**The request**
Using the listing below, please gather every line containing the word "времени".

**Task input**
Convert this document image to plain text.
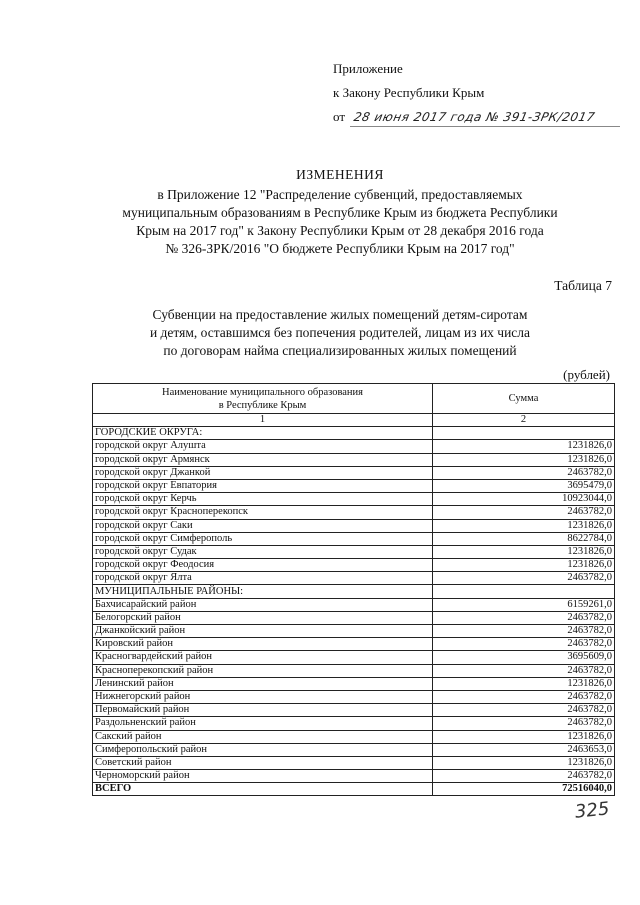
Приложение
к Закону Республики Крым
от 28 июня 2017 года № 391-ЗРК/2017
ИЗМЕНЕНИЯ
в Приложение 12 "Распределение субвенций, предоставляемых
муниципальным образованиям в Республике Крым из бюджета Республики
Крым на 2017 год" к Закону Республики Крым от 28 декабря 2016 года
№ 326-ЗРК/2016 "О бюджете Республики Крым на 2017 год"
Таблица 7
Субвенции на предоставление жилых помещений детям-сиротам
и детям, оставшимся без попечения родителей, лицам из их числа
по договорам найма специализированных жилых помещений
(рублей)
Наименование муниципального образования
в Республике Крым	Сумма
1	2
ГОРОДСКИЕ ОКРУГА:	
городской округ Алушта	1231826,0
городской округ Армянск	1231826,0
городской округ Джанкой	2463782,0
городской округ Евпатория	3695479,0
городской округ Керчь	10923044,0
городской округ Красноперекопск	2463782,0
городской округ Саки	1231826,0
городской округ Симферополь	8622784,0
городской округ Судак	1231826,0
городской округ Феодосия	1231826,0
городской округ Ялта	2463782,0
МУНИЦИПАЛЬНЫЕ РАЙОНЫ:	
Бахчисарайский район	6159261,0
Белогорский район	2463782,0
Джанкойский район	2463782,0
Кировский район	2463782,0
Красногвардейский район	3695609,0
Красноперекопский район	2463782,0
Ленинский район	1231826,0
Нижнегорский район	2463782,0
Первомайский район	2463782,0
Раздольненский район	2463782,0
Сакский район	1231826,0
Симферопольский район	2463653,0
Советский район	1231826,0
Черноморский район	2463782,0
ВСЕГО	72516040,0
325
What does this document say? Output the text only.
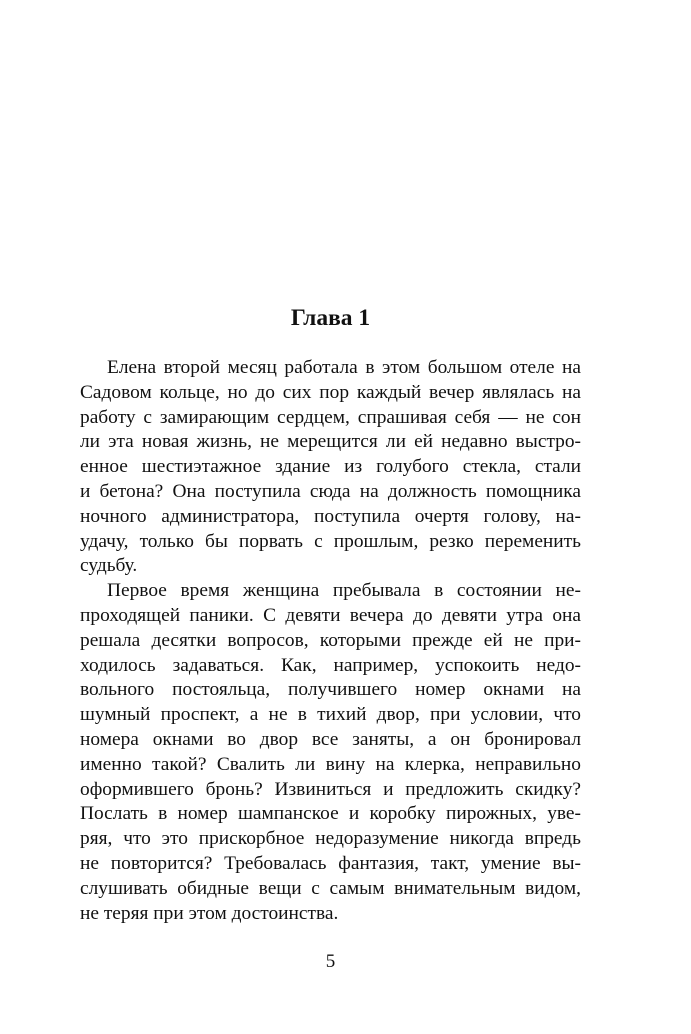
Глава 1
Елена второй месяц работала в этом большом отеле на
Садовом кольце, но до сих пор каждый вечер являлась на
работу с замирающим сердцем, спрашивая себя — не сон
ли эта новая жизнь, не мерещится ли ей недавно выстро-
енное шестиэтажное здание из голубого стекла, стали
и бетона? Она поступила сюда на должность помощника
ночного администратора, поступила очертя голову, на-
удачу, только бы порвать с прошлым, резко переменить
судьбу.
Первое время женщина пребывала в состоянии не-
проходящей паники. С девяти вечера до девяти утра она
решала десятки вопросов, которыми прежде ей не при-
ходилось задаваться. Как, например, успокоить недо-
вольного постояльца, получившего номер окнами на
шумный проспект, а не в тихий двор, при условии, что
номера окнами во двор все заняты, а он бронировал
именно такой? Свалить ли вину на клерка, неправильно
оформившего бронь? Извиниться и предложить скидку?
Послать в номер шампанское и коробку пирожных, уве-
ряя, что это прискорбное недоразумение никогда впредь
не повторится? Требовалась фантазия, такт, умение вы-
слушивать обидные вещи с самым внимательным видом,
не теряя при этом достоинства.
5
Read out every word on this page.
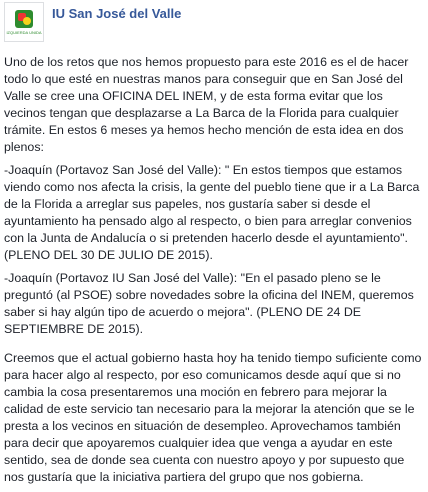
IZQUIERDA UNIDA
IU San José del Valle

Uno de los retos que nos hemos propuesto para este 2016 es el de hacer todo lo que esté en nuestras manos para conseguir que en San José del Valle se cree una OFICINA DEL INEM, y de esta forma evitar que los vecinos tengan que desplazarse a La Barca de la Florida para cualquier trámite. En estos 6 meses ya hemos hecho mención de esta idea en dos plenos:

-Joaquín (Portavoz San José del Valle): " En estos tiempos que estamos viendo como nos afecta la crisis, la gente del pueblo tiene que ir a La Barca de la Florida a arreglar sus papeles, nos gustaría saber si desde el ayuntamiento ha pensado algo al respecto, o bien para arreglar convenios con la Junta de Andalucía o si pretenden hacerlo desde el ayuntamiento". (PLENO DEL 30 DE JULIO DE 2015).

-Joaquín (Portavoz IU San José del Valle): "En el pasado pleno se le preguntó (al PSOE) sobre novedades sobre la oficina del INEM, queremos saber si hay algún tipo de acuerdo o mejora". (PLENO DE 24 DE SEPTIEMBRE DE 2015).

Creemos que el actual gobierno hasta hoy ha tenido tiempo suficiente como para hacer algo al respecto, por eso comunicamos desde aquí que si no cambia la cosa presentaremos una moción en febrero para mejorar la calidad de este servicio tan necesario para la mejorar la atención que se le presta a los vecinos en situación de desempleo. Aprovechamos también para decir que apoyaremos cualquier idea que venga a ayudar en este sentido, sea de donde sea cuenta con nuestro apoyo y por supuesto que nos gustaría que la iniciativa partiera del grupo que nos gobierna.
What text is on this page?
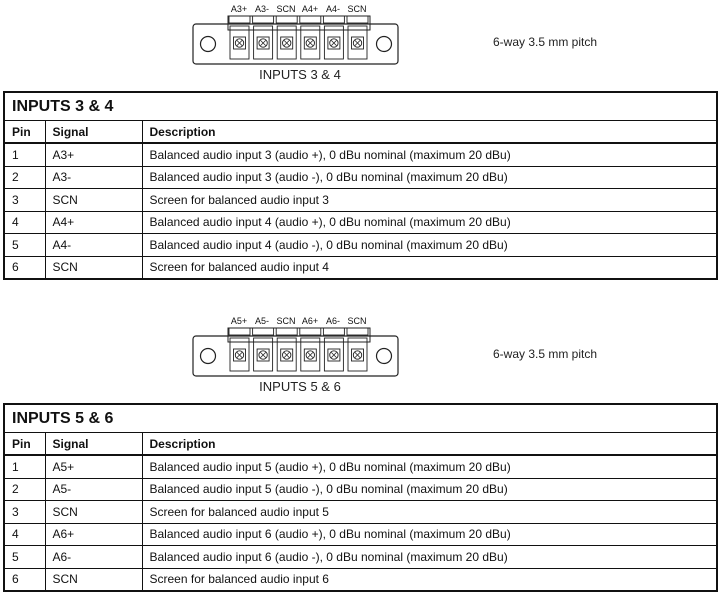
A3+ A3- SCN A4+ A4- SCN
INPUTS 3 & 4
6-way 3.5 mm pitch
INPUTS 3 & 4		
Pin	Signal	Description
1	A3+	Balanced audio input 3 (audio +), 0 dBu nominal (maximum 20 dBu)
2	A3-	Balanced audio input 3 (audio -), 0 dBu nominal (maximum 20 dBu)
3	SCN	Screen for balanced audio input 3
4	A4+	Balanced audio input 4 (audio +), 0 dBu nominal (maximum 20 dBu)
5	A4-	Balanced audio input 4 (audio -), 0 dBu nominal (maximum 20 dBu)
6	SCN	Screen for balanced audio input 4
A5+ A5- SCN A6+ A6- SCN
INPUTS 5 & 6
6-way 3.5 mm pitch
INPUTS 5 & 6		
Pin	Signal	Description
1	A5+	Balanced audio input 5 (audio +), 0 dBu nominal (maximum 20 dBu)
2	A5-	Balanced audio input 5 (audio -), 0 dBu nominal (maximum 20 dBu)
3	SCN	Screen for balanced audio input 5
4	A6+	Balanced audio input 6 (audio +), 0 dBu nominal (maximum 20 dBu)
5	A6-	Balanced audio input 6 (audio -), 0 dBu nominal (maximum 20 dBu)
6	SCN	Screen for balanced audio input 6
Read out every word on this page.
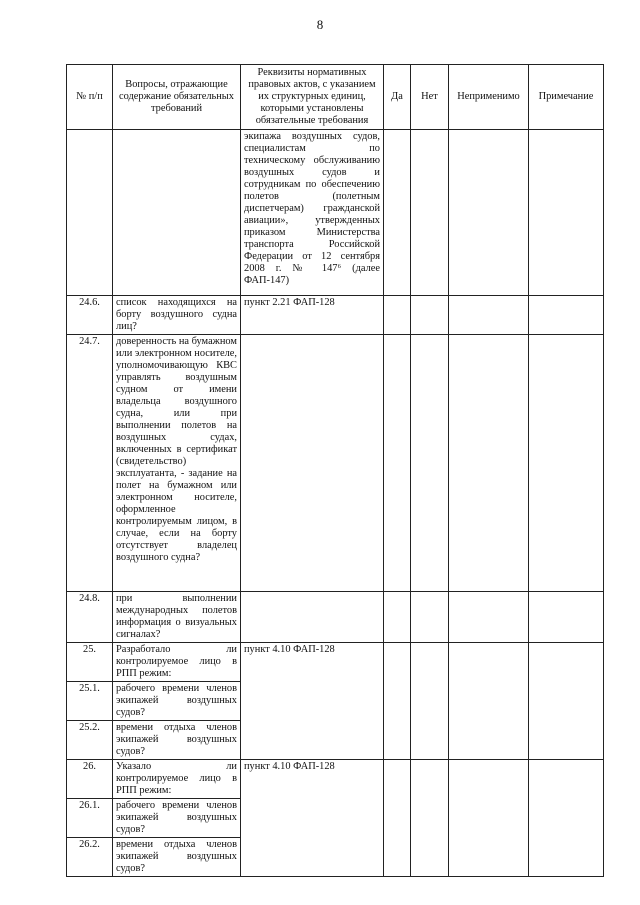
8
№ п/п	Вопросы, отражающие содержание обязательных требований	Реквизиты нормативных правовых актов, с указанием их структурных единиц, которыми установлены обязательные требования	Да	Нет	Неприменимо	Примечание
		экипажа воздушных судов, специалистам по техническому обслуживанию воздушных судов и сотрудникам по обеспечению полетов (полетным диспетчерам) гражданской авиации», утвержденных приказом Министерства транспорта Российской Федерации от 12 сентября 2008 г. № 147⁶ (далее ФАП-147)				
24.6.	список находящихся на борту воздушного судна лиц?	пункт 2.21 ФАП-128				
24.7.	доверенность на бумажном или электронном носителе, уполномочивающую КВС управлять воздушным судном от имени владельца воздушного судна, или при выполнении полетов на воздушных судах, включенных в сертификат (свидетельство) эксплуатанта, - задание на полет на бумажном или электронном носителе, оформленное контролируемым лицом, в случае, если на борту отсутствует владелец воздушного судна?					
24.8.	при выполнении международных полетов информация о визуальных сигналах?					
25.	Разработало ли контролируемое лицо в РПП режим:	пункт 4.10 ФАП-128				
25.1.	рабочего времени членов экипажей воздушных судов?					
25.2.	времени отдыха членов экипажей воздушных судов?					
26.	Указало ли контролируемое лицо в РПП режим:	пункт 4.10 ФАП-128				
26.1.	рабочего времени членов экипажей воздушных судов?					
26.2.	времени отдыха членов экипажей воздушных судов?					
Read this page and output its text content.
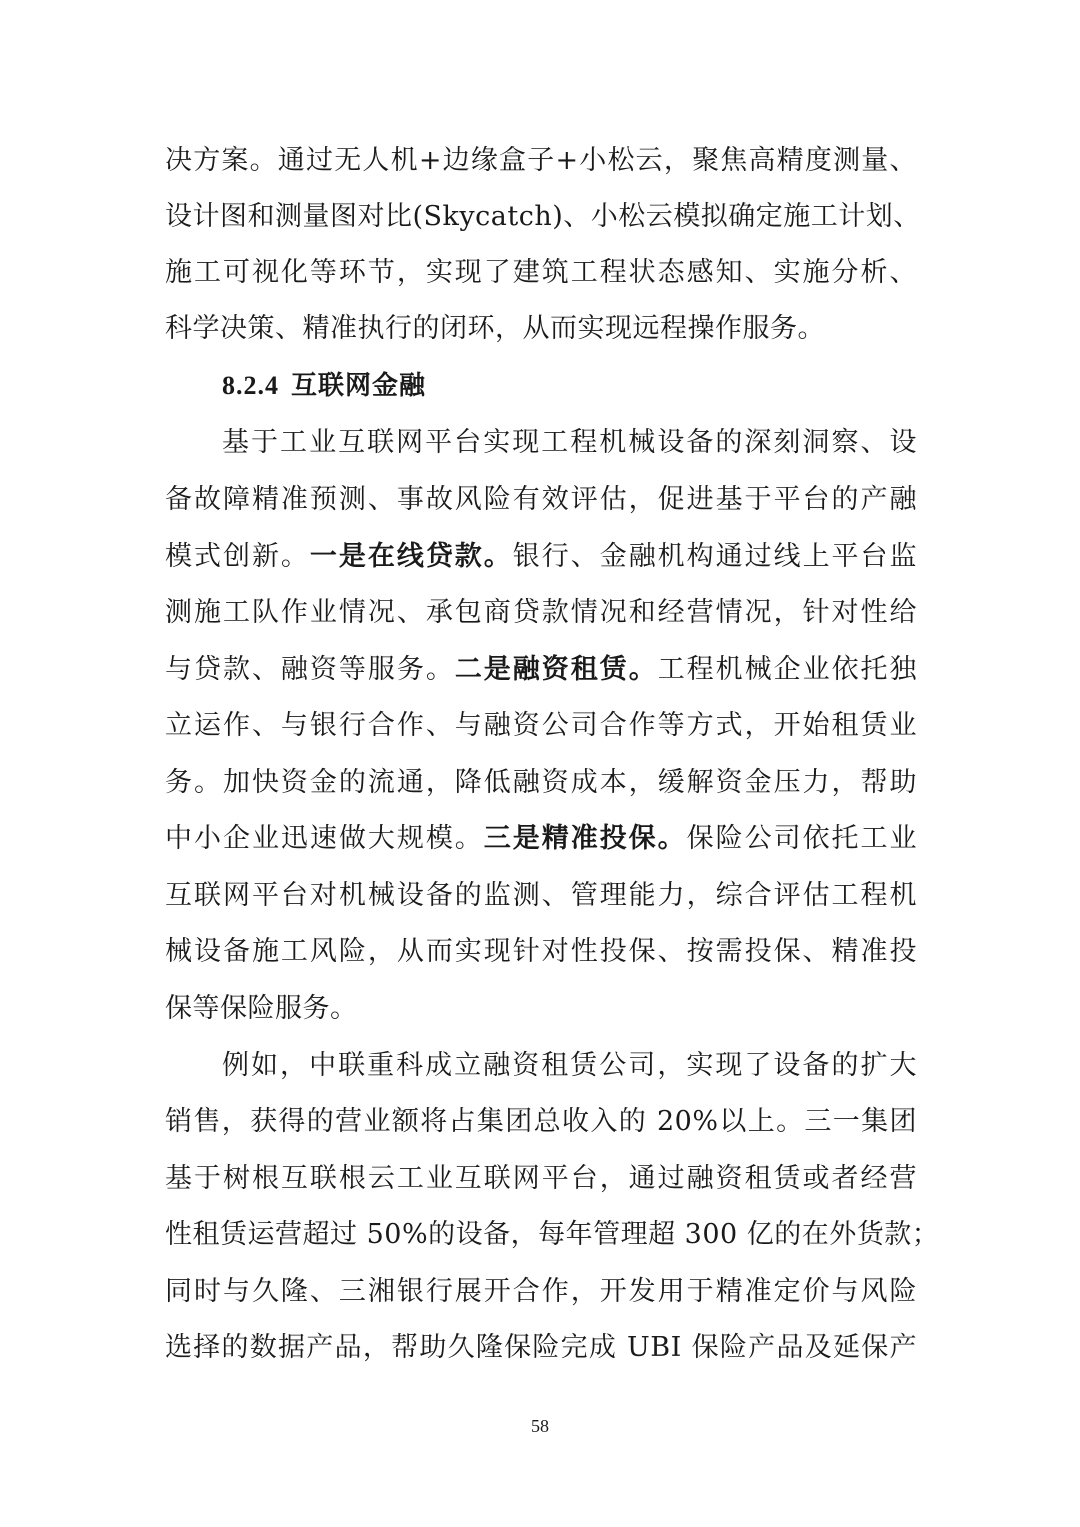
决方案。通过无人机+边缘盒子+小松云，聚焦高精度测量、
设计图和测量图对比(Skycatch)、小松云模拟确定施工计划、
施工可视化等环节，实现了建筑工程状态感知、实施分析、
科学决策、精准执行的闭环，从而实现远程操作服务。
8.2.4 互联网金融
基于工业互联网平台实现工程机械设备的深刻洞察、设
备故障精准预测、事故风险有效评估，促进基于平台的产融
模式创新。一是在线贷款。银行、金融机构通过线上平台监
测施工队作业情况、承包商贷款情况和经营情况，针对性给
与贷款、融资等服务。二是融资租赁。工程机械企业依托独
立运作、与银行合作、与融资公司合作等方式，开始租赁业
务。加快资金的流通，降低融资成本，缓解资金压力，帮助
中小企业迅速做大规模。三是精准投保。保险公司依托工业
互联网平台对机械设备的监测、管理能力，综合评估工程机
械设备施工风险，从而实现针对性投保、按需投保、精准投
保等保险服务。
例如，中联重科成立融资租赁公司，实现了设备的扩大
销售，获得的营业额将占集团总收入的 20%以上。三一集团
基于树根互联根云工业互联网平台，通过融资租赁或者经营
性租赁运营超过 50%的设备，每年管理超 300 亿的在外货款；
同时与久隆、三湘银行展开合作，开发用于精准定价与风险
选择的数据产品，帮助久隆保险完成 UBI 保险产品及延保产
58
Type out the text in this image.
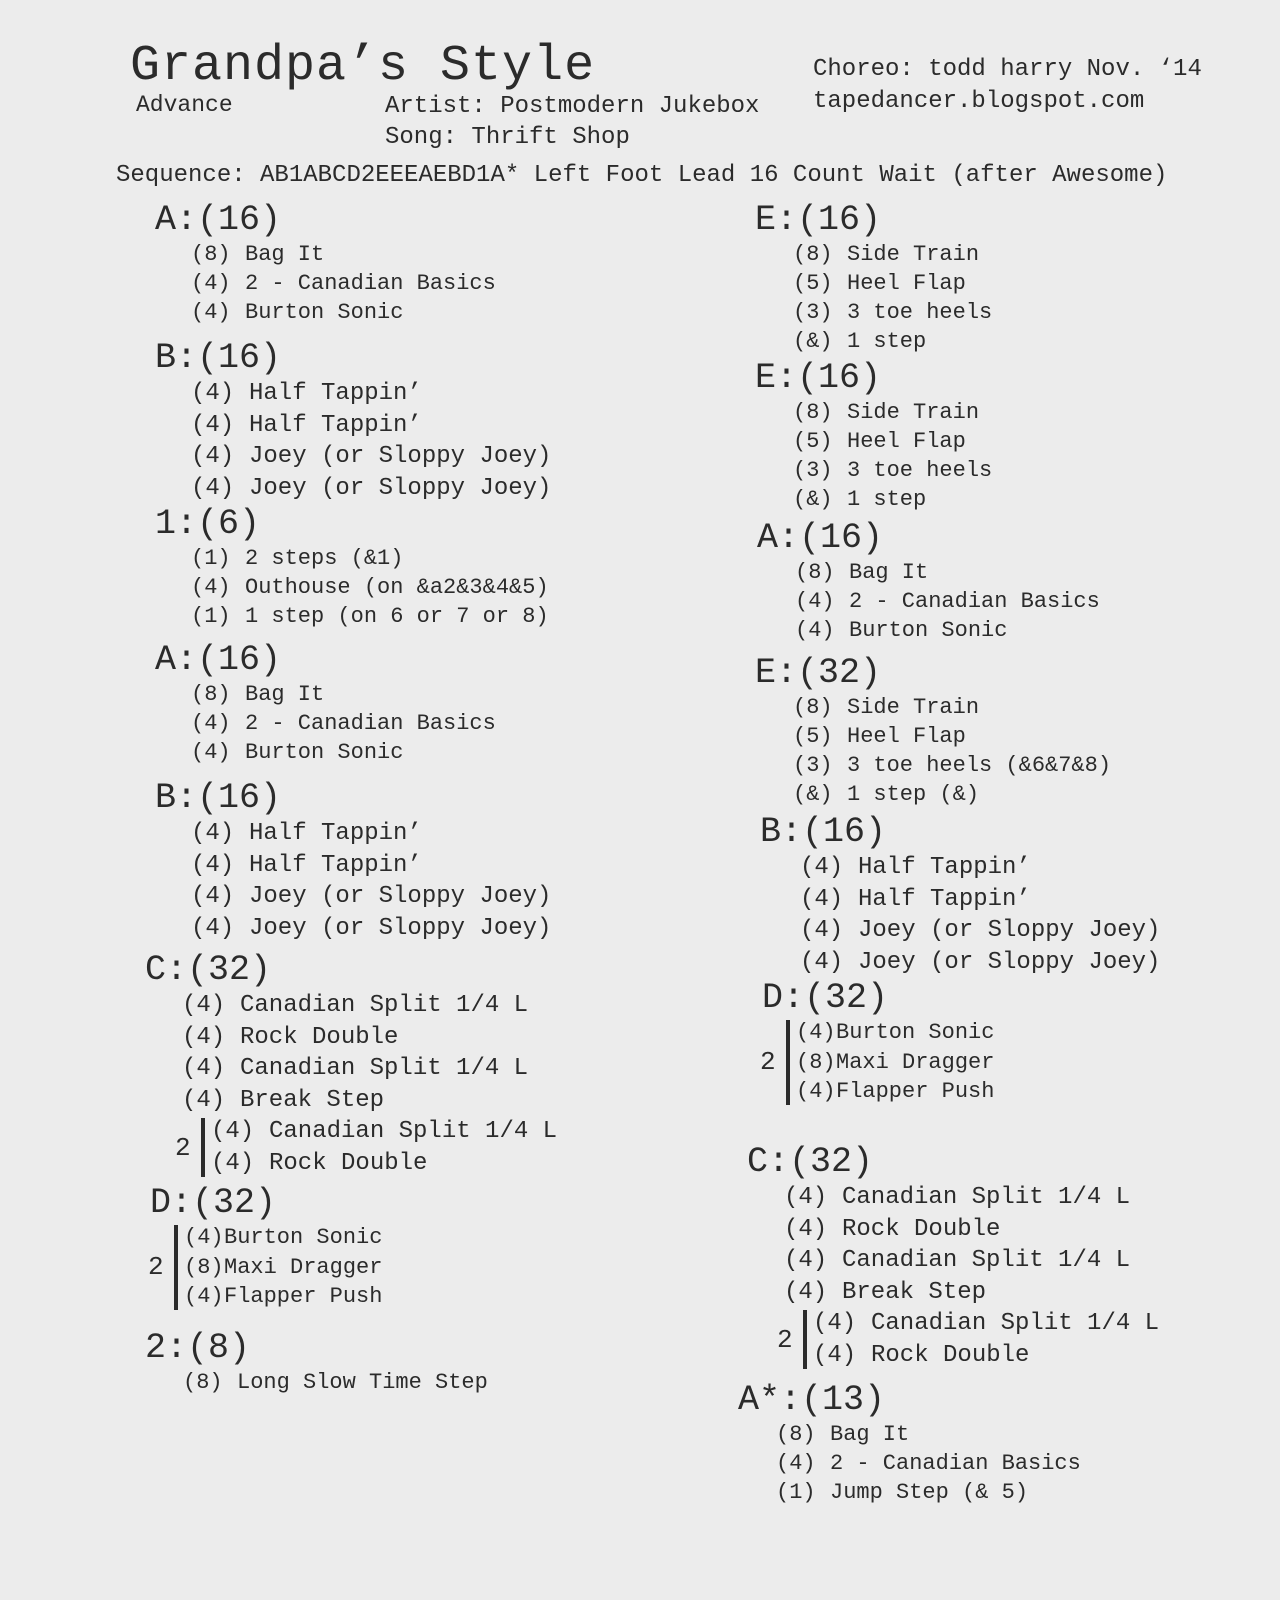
Grandpa’s Style
Advance	Artist: Postmodern Jukebox
Song: Thrift Shop
Choreo: todd harry Nov. ‘14
tapedancer.blogspot.com
Sequence: AB1ABCD2EEEAEBD1A* Left Foot Lead 16 Count Wait (after Awesome)
A:(16)
(8) Bag It
(4) 2 - Canadian Basics
(4) Burton Sonic
B:(16)
(4) Half Tappin’
(4) Half Tappin’
(4) Joey (or Sloppy Joey)
(4) Joey (or Sloppy Joey)
1:(6)
(1) 2 steps (&1)
(4) Outhouse (on &a2&3&4&5)
(1) 1 step (on 6 or 7 or 8)
A:(16)
(8) Bag It
(4) 2 - Canadian Basics
(4) Burton Sonic
B:(16)
(4) Half Tappin’
(4) Half Tappin’
(4) Joey (or Sloppy Joey)
(4) Joey (or Sloppy Joey)
C:(32)
(4) Canadian Split 1/4 L
(4) Rock Double
(4) Canadian Split 1/4 L
(4) Break Step
2
(4) Canadian Split 1/4 L
(4) Rock Double
D:(32)
2
(4)Burton Sonic
(8)Maxi Dragger
(4)Flapper Push
2:(8)
(8) Long Slow Time Step
E:(16)
(8) Side Train
(5) Heel Flap
(3) 3 toe heels
(&) 1 step
E:(16)
(8) Side Train
(5) Heel Flap
(3) 3 toe heels
(&) 1 step
A:(16)
(8) Bag It
(4) 2 - Canadian Basics
(4) Burton Sonic
E:(32)
(8) Side Train
(5) Heel Flap
(3) 3 toe heels (&6&7&8)
(&) 1 step (&)
B:(16)
(4) Half Tappin’
(4) Half Tappin’
(4) Joey (or Sloppy Joey)
(4) Joey (or Sloppy Joey)
D:(32)
2
(4)Burton Sonic
(8)Maxi Dragger
(4)Flapper Push
C:(32)
(4) Canadian Split 1/4 L
(4) Rock Double
(4) Canadian Split 1/4 L
(4) Break Step
2
(4) Canadian Split 1/4 L
(4) Rock Double
A*:(13)
(8) Bag It
(4) 2 - Canadian Basics
(1) Jump Step (& 5)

**Full answer**
25.1.	рабочего времени членов экипажей воздушных судов?					
25.2.	времени отдыха членов экипажей воздушных судов?					
26.1.	рабочего времени членов экипажей воздушных судов?					
26.2.	времени отдыха членов экипажей воздушных судов?					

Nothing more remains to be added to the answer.